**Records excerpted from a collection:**
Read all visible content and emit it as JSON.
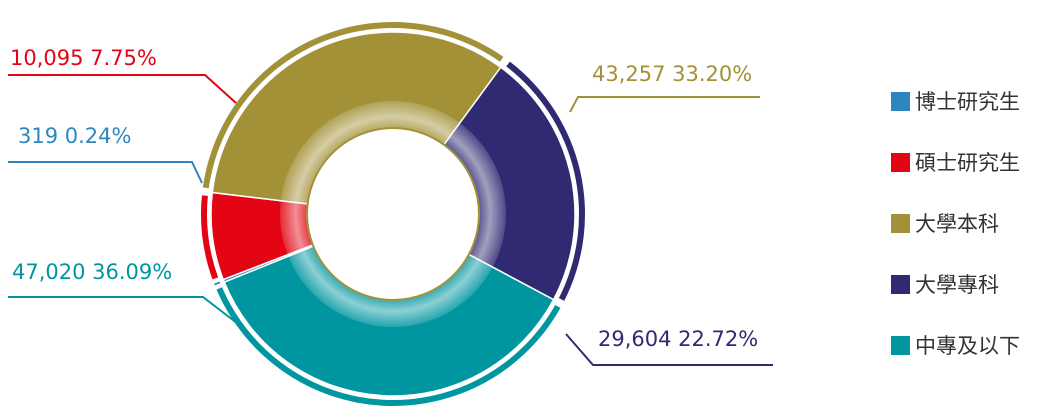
{
  "chart_data": {
    "type": "pie",
    "slices": [
      {
        "name": "博士研究生",
        "count": "319",
        "percent": "0.24%",
        "value": 319,
        "color": "#2e86c1"
      },
      {
        "name": "碩士研究生",
        "count": "10,095",
        "percent": "7.75%",
        "value": 10095,
        "color": "#e30513"
      },
      {
        "name": "大學本科",
        "count": "43,257",
        "percent": "33.20%",
        "value": 43257,
        "color": "#a39138"
      },
      {
        "name": "大學專科",
        "count": "29,604",
        "percent": "22.72%",
        "value": 29604,
        "color": "#302a72"
      },
      {
        "name": "中專及以下",
        "count": "47,020",
        "percent": "36.09%",
        "value": 47020,
        "color": "#0096a0"
      }
    ],
    "legend_position": "right",
    "center_ring_color": "#a39138"
  }
}
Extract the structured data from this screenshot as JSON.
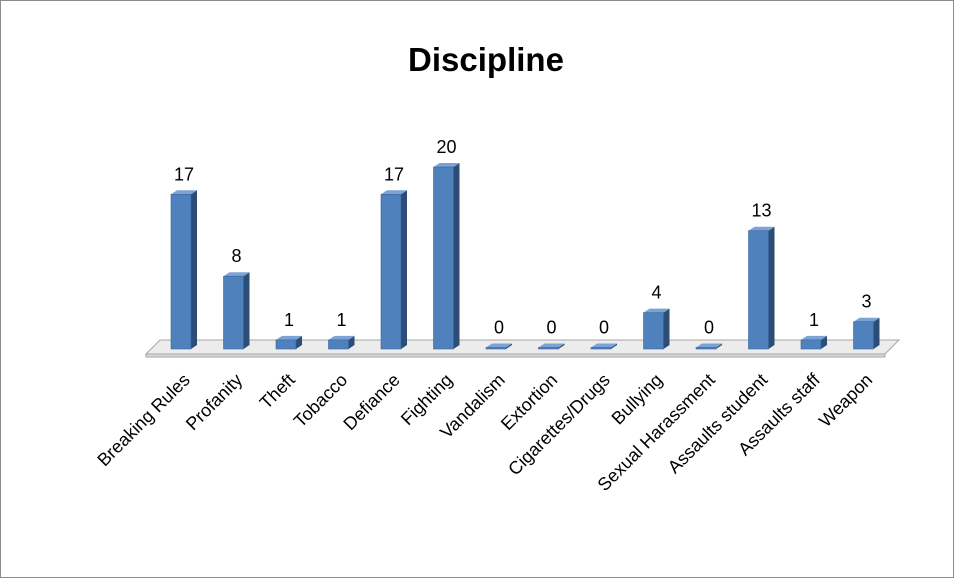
{
  "chart_data": {
    "type": "bar",
    "title": "Discipline",
    "categories": [
      "Breaking Rules",
      "Profanity",
      "Theft",
      "Tobacco",
      "Defiance",
      "Fighting",
      "Vandalism",
      "Extortion",
      "Cigarettes/Drugs",
      "Bullying",
      "Sexual Harassment",
      "Assaults student",
      "Assaults staff",
      "Weapon"
    ],
    "values": [
      17,
      8,
      1,
      1,
      17,
      20,
      0,
      0,
      0,
      4,
      0,
      13,
      1,
      3
    ],
    "xlabel": "",
    "ylabel": "",
    "ylim": [
      0,
      20
    ],
    "grid": false,
    "legend": "none",
    "colors": {
      "bar_front": "#4f81bd",
      "bar_side": "#2c4d75",
      "bar_top": "#7da3d6",
      "floor": "#ececec",
      "floor_edge": "#a6a6a6"
    }
  }
}
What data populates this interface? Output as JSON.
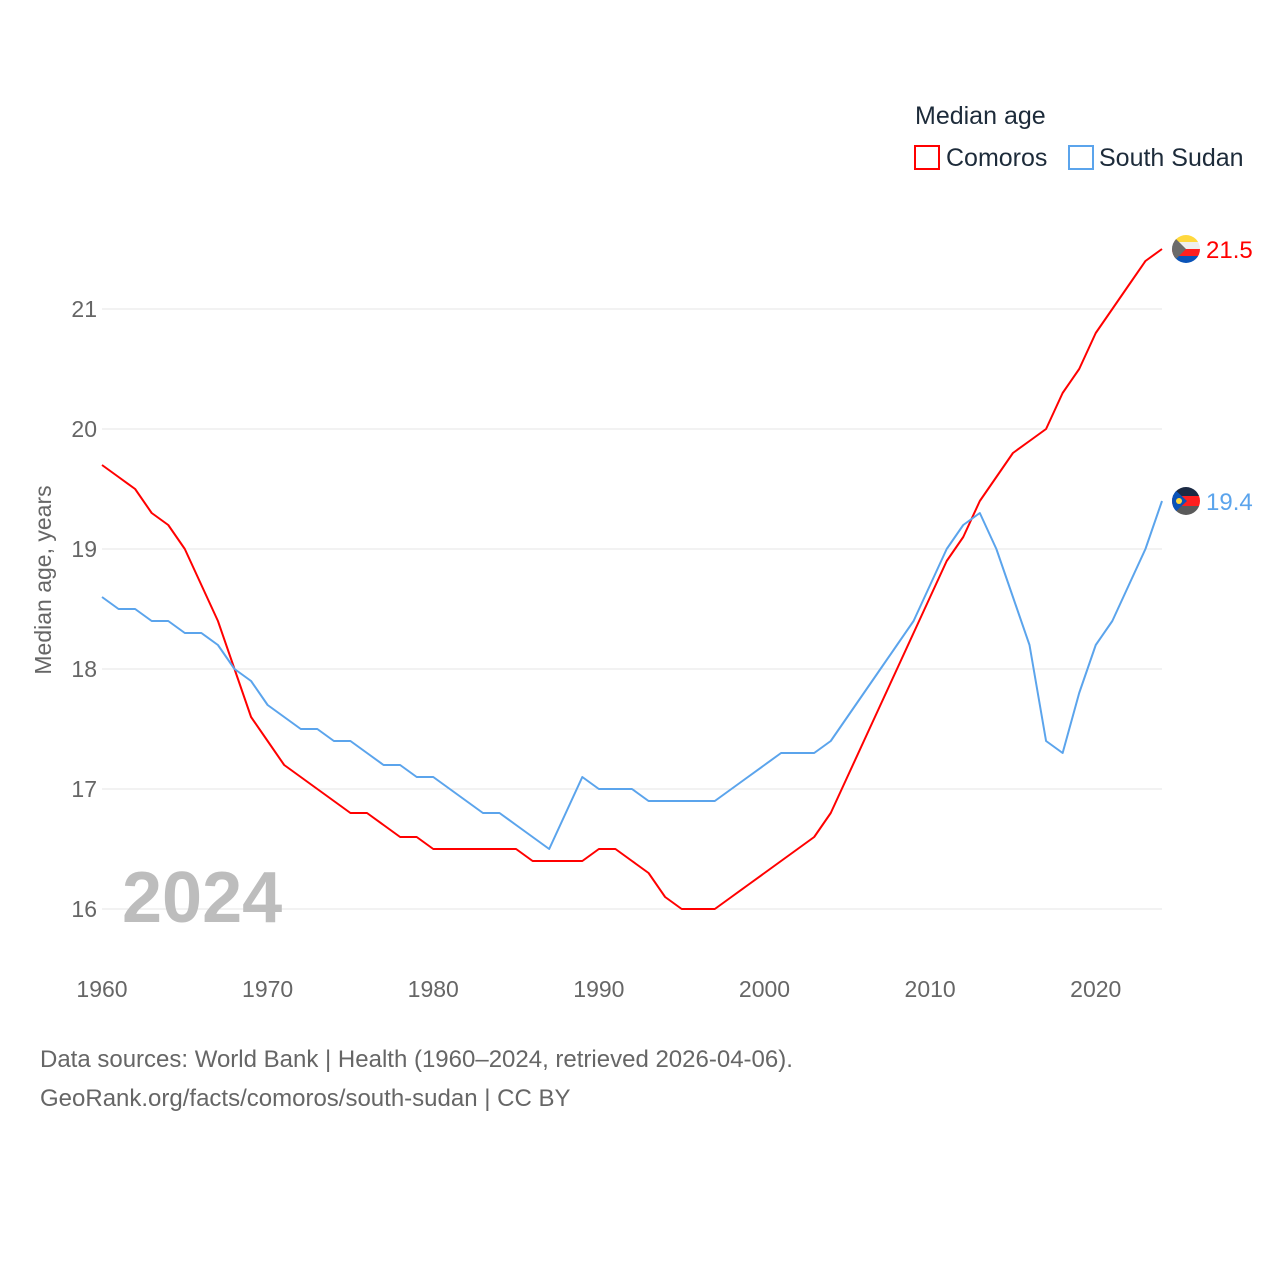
{
  "chart_data": {
    "type": "line",
    "title": "",
    "ylabel": "Median age, years",
    "xlabel": "",
    "ylim": [
      15.6,
      21.8
    ],
    "xlim": [
      1960,
      2024
    ],
    "yticks": [
      16,
      17,
      18,
      19,
      20,
      21
    ],
    "xticks": [
      1960,
      1970,
      1980,
      1990,
      2000,
      2010,
      2020
    ],
    "grid": true,
    "year_watermark": "2024",
    "legend": {
      "title": "Median age",
      "placement": "top-right"
    },
    "x_start": 1960,
    "series": [
      {
        "name": "Comoros",
        "color": "#ff0000",
        "end_label": "21.5",
        "values": [
          19.7,
          19.6,
          19.5,
          19.3,
          19.2,
          19.0,
          18.7,
          18.4,
          18.0,
          17.6,
          17.4,
          17.2,
          17.1,
          17.0,
          16.9,
          16.8,
          16.8,
          16.7,
          16.6,
          16.6,
          16.5,
          16.5,
          16.5,
          16.5,
          16.5,
          16.5,
          16.4,
          16.4,
          16.4,
          16.4,
          16.5,
          16.5,
          16.4,
          16.3,
          16.1,
          16.0,
          16.0,
          16.0,
          16.1,
          16.2,
          16.3,
          16.4,
          16.5,
          16.6,
          16.8,
          17.1,
          17.4,
          17.7,
          18.0,
          18.3,
          18.6,
          18.9,
          19.1,
          19.4,
          19.6,
          19.8,
          19.9,
          20.0,
          20.3,
          20.5,
          20.8,
          21.0,
          21.2,
          21.4,
          21.5
        ]
      },
      {
        "name": "South Sudan",
        "color": "#5ba4ec",
        "end_label": "19.4",
        "values": [
          18.6,
          18.5,
          18.5,
          18.4,
          18.4,
          18.3,
          18.3,
          18.2,
          18.0,
          17.9,
          17.7,
          17.6,
          17.5,
          17.5,
          17.4,
          17.4,
          17.3,
          17.2,
          17.2,
          17.1,
          17.1,
          17.0,
          16.9,
          16.8,
          16.8,
          16.7,
          16.6,
          16.5,
          16.8,
          17.1,
          17.0,
          17.0,
          17.0,
          16.9,
          16.9,
          16.9,
          16.9,
          16.9,
          17.0,
          17.1,
          17.2,
          17.3,
          17.3,
          17.3,
          17.4,
          17.6,
          17.8,
          18.0,
          18.2,
          18.4,
          18.7,
          19.0,
          19.2,
          19.3,
          19.0,
          18.6,
          18.2,
          17.4,
          17.3,
          17.8,
          18.2,
          18.4,
          18.7,
          19.0,
          19.4
        ]
      }
    ]
  },
  "footer": {
    "line1": "Data sources: World Bank | Health (1960–2024, retrieved 2026-04-06).",
    "line2": "GeoRank.org/facts/comoros/south-sudan | CC BY"
  }
}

**WHAT IS NEEDED:**
Reproduce the entries above without change, omitting all pictures.

**FULL ANSWER:**
Read all visible content and emit it as JSON.
{
  "chart_data": {
    "type": "pie",
    "slices": [
      {
        "name": "博士研究生",
        "count": "319",
        "percent": "0.24%",
        "value": 319,
        "color": "#2e86c1"
      },
      {
        "name": "碩士研究生",
        "count": "10,095",
        "percent": "7.75%",
        "value": 10095,
        "color": "#e30513"
      },
      {
        "name": "大學本科",
        "count": "43,257",
        "percent": "33.20%",
        "value": 43257,
        "color": "#a39138"
      },
      {
        "name": "大學專科",
        "count": "29,604",
        "percent": "22.72%",
        "value": 29604,
        "color": "#302a72"
      },
      {
        "name": "中專及以下",
        "count": "47,020",
        "percent": "36.09%",
        "value": 47020,
        "color": "#0096a0"
      }
    ],
    "legend_position": "right",
    "center_ring_color": "#a39138"
  }
}
Extract the structured data from this screenshot as JSON.
{
  "chart_data": {
    "type": "bar",
    "title": "Discipline",
    "categories": [
      "Breaking Rules",
      "Profanity",
      "Theft",
      "Tobacco",
      "Defiance",
      "Fighting",
      "Vandalism",
      "Extortion",
      "Cigarettes/Drugs",
      "Bullying",
      "Sexual Harassment",
      "Assaults student",
      "Assaults staff",
      "Weapon"
    ],
    "values": [
      17,
      8,
      1,
      1,
      17,
      20,
      0,
      0,
      0,
      4,
      0,
      13,
      1,
      3
    ],
    "xlabel": "",
    "ylabel": "",
    "ylim": [
      0,
      20
    ],
    "grid": false,
    "legend": "none",
    "colors": {
      "bar_front": "#4f81bd",
      "bar_side": "#2c4d75",
      "bar_top": "#7da3d6",
      "floor": "#ececec",
      "floor_edge": "#a6a6a6"
    }
  }
}
What data populates this interface? Output as JSON.
{
  "chart_data": {
    "type": "line",
    "title": "",
    "ylabel": "Median age, years",
    "xlabel": "",
    "ylim": [
      15.6,
      21.8
    ],
    "xlim": [
      1960,
      2024
    ],
    "yticks": [
      16,
      17,
      18,
      19,
      20,
      21
    ],
    "xticks": [
      1960,
      1970,
      1980,
      1990,
      2000,
      2010,
      2020
    ],
    "grid": true,
    "year_watermark": "2024",
    "legend": {
      "title": "Median age",
      "placement": "top-right"
    },
    "x_start": 1960,
    "series": [
      {
        "name": "Comoros",
        "color": "#ff0000",
        "end_label": "21.5",
        "values": [
          19.7,
          19.6,
          19.5,
          19.3,
          19.2,
          19.0,
          18.7,
          18.4,
          18.0,
          17.6,
          17.4,
          17.2,
          17.1,
          17.0,
          16.9,
          16.8,
          16.8,
          16.7,
          16.6,
          16.6,
          16.5,
          16.5,
          16.5,
          16.5,
          16.5,
          16.5,
          16.4,
          16.4,
          16.4,
          16.4,
          16.5,
          16.5,
          16.4,
          16.3,
          16.1,
          16.0,
          16.0,
          16.0,
          16.1,
          16.2,
          16.3,
          16.4,
          16.5,
          16.6,
          16.8,
          17.1,
          17.4,
          17.7,
          18.0,
          18.3,
          18.6,
          18.9,
          19.1,
          19.4,
          19.6,
          19.8,
          19.9,
          20.0,
          20.3,
          20.5,
          20.8,
          21.0,
          21.2,
          21.4,
          21.5
        ]
      },
      {
        "name": "South Sudan",
        "color": "#5ba4ec",
        "end_label": "19.4",
        "values": [
          18.6,
          18.5,
          18.5,
          18.4,
          18.4,
          18.3,
          18.3,
          18.2,
          18.0,
          17.9,
          17.7,
          17.6,
          17.5,
          17.5,
          17.4,
          17.4,
          17.3,
          17.2,
          17.2,
          17.1,
          17.1,
          17.0,
          16.9,
          16.8,
          16.8,
          16.7,
          16.6,
          16.5,
          16.8,
          17.1,
          17.0,
          17.0,
          17.0,
          16.9,
          16.9,
          16.9,
          16.9,
          16.9,
          17.0,
          17.1,
          17.2,
          17.3,
          17.3,
          17.3,
          17.4,
          17.6,
          17.8,
          18.0,
          18.2,
          18.4,
          18.7,
          19.0,
          19.2,
          19.3,
          19.0,
          18.6,
          18.2,
          17.4,
          17.3,
          17.8,
          18.2,
          18.4,
          18.7,
          19.0,
          19.4
        ]
      }
    ]
  },
  "footer": {
    "line1": "Data sources: World Bank | Health (1960–2024, retrieved 2026-04-06).",
    "line2": "GeoRank.org/facts/comoros/south-sudan | CC BY"
  }
}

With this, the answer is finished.